▶ _Data extract_
○ ○ ○ ○

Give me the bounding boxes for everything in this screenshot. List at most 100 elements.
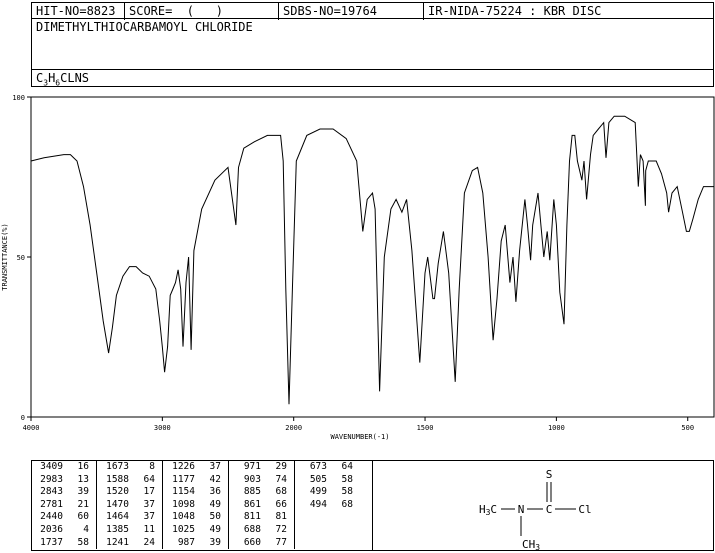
peak-transmittance: 50 <box>209 511 221 523</box>
peak-transmittance: 81 <box>275 511 287 523</box>
peak-transmittance: 37 <box>209 461 221 472</box>
peak-row: 2440 60 <box>31 511 96 524</box>
atom-methyl-bottom: CH3 <box>522 538 540 551</box>
peak-transmittance: 49 <box>209 523 221 535</box>
peak-row: 971 29 <box>229 461 294 474</box>
peak-transmittance: 64 <box>143 473 155 485</box>
peak-wavenumber: 2983 <box>40 473 63 485</box>
peak-transmittance: 37 <box>143 511 155 523</box>
peak-transmittance: 68 <box>341 498 353 510</box>
peak-transmittance: 4 <box>83 523 89 535</box>
peak-row: 494 68 <box>295 499 361 512</box>
peak-wavenumber: 971 <box>243 461 261 472</box>
spectrum-line <box>30 115 714 405</box>
peak-transmittance: 42 <box>209 473 221 485</box>
peak-column: 3409 16 2983 13 2843 39 2781 21 2440 60 2036 4 1737 5… <box>31 461 97 549</box>
peak-wavenumber: 1673 <box>106 461 129 472</box>
y-axis-ticks: 0 50 100 <box>12 94 31 422</box>
peak-wavenumber: 2781 <box>40 498 63 510</box>
peak-transmittance: 39 <box>77 486 89 498</box>
peak-wavenumber: 673 <box>309 461 327 472</box>
y-axis-label: TRANSMITTANCE(%) <box>1 223 9 290</box>
peak-transmittance: 36 <box>209 486 221 498</box>
peak-row: 499 58 <box>295 486 361 499</box>
atom-chlorine: Cl <box>578 503 591 516</box>
peak-row: 903 74 <box>229 474 294 487</box>
peak-transmittance: 68 <box>275 486 287 498</box>
peak-transmittance: 16 <box>77 461 89 472</box>
peak-transmittance: 21 <box>77 498 89 510</box>
peak-transmittance: 11 <box>143 523 155 535</box>
peak-column: 971 29 903 74 885 68 861 66 811 81 688 72 660 77 <box>229 461 295 549</box>
peak-wavenumber: 494 <box>309 498 327 510</box>
x-axis-label: WAVENUMBER(-1) <box>330 433 389 441</box>
chemical-structure: S H3C N C Cl CH3 <box>479 468 592 551</box>
peak-column: 673 64 505 58 499 58 494 68 <box>295 461 361 549</box>
peak-row: 1241 24 <box>97 537 162 550</box>
peak-wavenumber: 3409 <box>40 461 63 472</box>
peak-row: 885 68 <box>229 486 294 499</box>
peak-wavenumber: 499 <box>309 486 327 498</box>
peak-row: 3409 16 <box>31 461 96 474</box>
x-tick-label: 1000 <box>548 424 565 432</box>
peak-wavenumber: 1385 <box>106 523 129 535</box>
atom-nitrogen: N <box>518 503 525 516</box>
atom-carbon: C <box>546 503 553 516</box>
peak-wavenumber: 2036 <box>40 523 63 535</box>
y-tick-label: 100 <box>12 94 25 102</box>
peak-column: 1226 37 1177 42 1154 36 1098 49 1048 50 1025 49 987 3… <box>163 461 229 549</box>
peak-row: 1673 8 <box>97 461 162 474</box>
x-tick-label: 1500 <box>417 424 434 432</box>
peak-wavenumber: 1588 <box>106 473 129 485</box>
peak-wavenumber: 1470 <box>106 498 129 510</box>
peak-wavenumber: 903 <box>243 473 261 485</box>
peak-wavenumber: 1737 <box>40 536 63 548</box>
peak-row: 1588 64 <box>97 474 162 487</box>
peak-row: 505 58 <box>295 474 361 487</box>
x-tick-label: 3000 <box>154 424 171 432</box>
peak-wavenumber: 1098 <box>172 498 195 510</box>
peak-row: 2843 39 <box>31 486 96 499</box>
peak-transmittance: 37 <box>143 498 155 510</box>
peak-row: 1226 37 <box>163 461 228 474</box>
x-axis-ticks: 4000 3000 2000 1500 1000 500 <box>23 417 694 432</box>
atom-methyl-left: H3C <box>479 503 497 517</box>
peak-transmittance: 58 <box>341 486 353 498</box>
peak-row: 1385 11 <box>97 524 162 537</box>
peak-row: 2036 4 <box>31 524 96 537</box>
peak-wavenumber: 1520 <box>106 486 129 498</box>
peak-transmittance: 58 <box>77 536 89 548</box>
peak-wavenumber: 811 <box>243 511 261 523</box>
peak-transmittance: 64 <box>341 461 353 472</box>
peak-row: 861 66 <box>229 499 294 512</box>
peak-transmittance: 66 <box>275 498 287 510</box>
peak-wavenumber: 861 <box>243 498 261 510</box>
peak-transmittance: 60 <box>77 511 89 523</box>
y-tick-label: 50 <box>17 254 25 262</box>
peak-wavenumber: 1241 <box>106 536 129 548</box>
peak-transmittance: 24 <box>143 536 155 548</box>
peak-wavenumber: 1226 <box>172 461 195 472</box>
peak-wavenumber: 1154 <box>172 486 195 498</box>
peak-transmittance: 49 <box>209 498 221 510</box>
peak-row: 1470 37 <box>97 499 162 512</box>
peak-wavenumber: 1177 <box>172 473 195 485</box>
peak-row: 1520 17 <box>97 486 162 499</box>
peak-row: 2781 21 <box>31 499 96 512</box>
peak-wavenumber: 1464 <box>106 511 129 523</box>
x-tick-label: 2000 <box>285 424 302 432</box>
peak-wavenumber: 2843 <box>40 486 63 498</box>
peak-wavenumber: 688 <box>243 523 261 535</box>
peak-row: 1098 49 <box>163 499 228 512</box>
peak-row: 1154 36 <box>163 486 228 499</box>
peak-row: 987 39 <box>163 537 228 550</box>
peak-wavenumber: 885 <box>243 486 261 498</box>
peak-row: 811 81 <box>229 511 294 524</box>
peak-row: 660 77 <box>229 537 294 550</box>
atom-sulfur: S <box>546 468 553 481</box>
x-tick-label: 4000 <box>23 424 40 432</box>
peak-wavenumber: 987 <box>177 536 195 548</box>
peak-transmittance: 8 <box>149 461 155 472</box>
peak-transmittance: 74 <box>275 473 287 485</box>
peak-row: 688 72 <box>229 524 294 537</box>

○ ○ ○ ○

▶ _What you should do_
Rewrite the items from the line that has "peak-transmittance: 50 <box>209" through the line that has "atom-methyl-bottom: CH3 <box>522", substituting "peak-transmission" for "peak-transmittance" wherever it occurs and leaving everything else as it is.

▶ _Exercise output_
peak-transmission: 50 <box>209 511 221 523</box>
peak-transmission: 81 <box>275 511 287 523</box>
peak-transmission: 37 <box>209 461 221 472</box>
peak-row: 2440 60 <box>31 511 96 524</box>
atom-methyl-bottom: CH3 <box>522 538 540 551</box>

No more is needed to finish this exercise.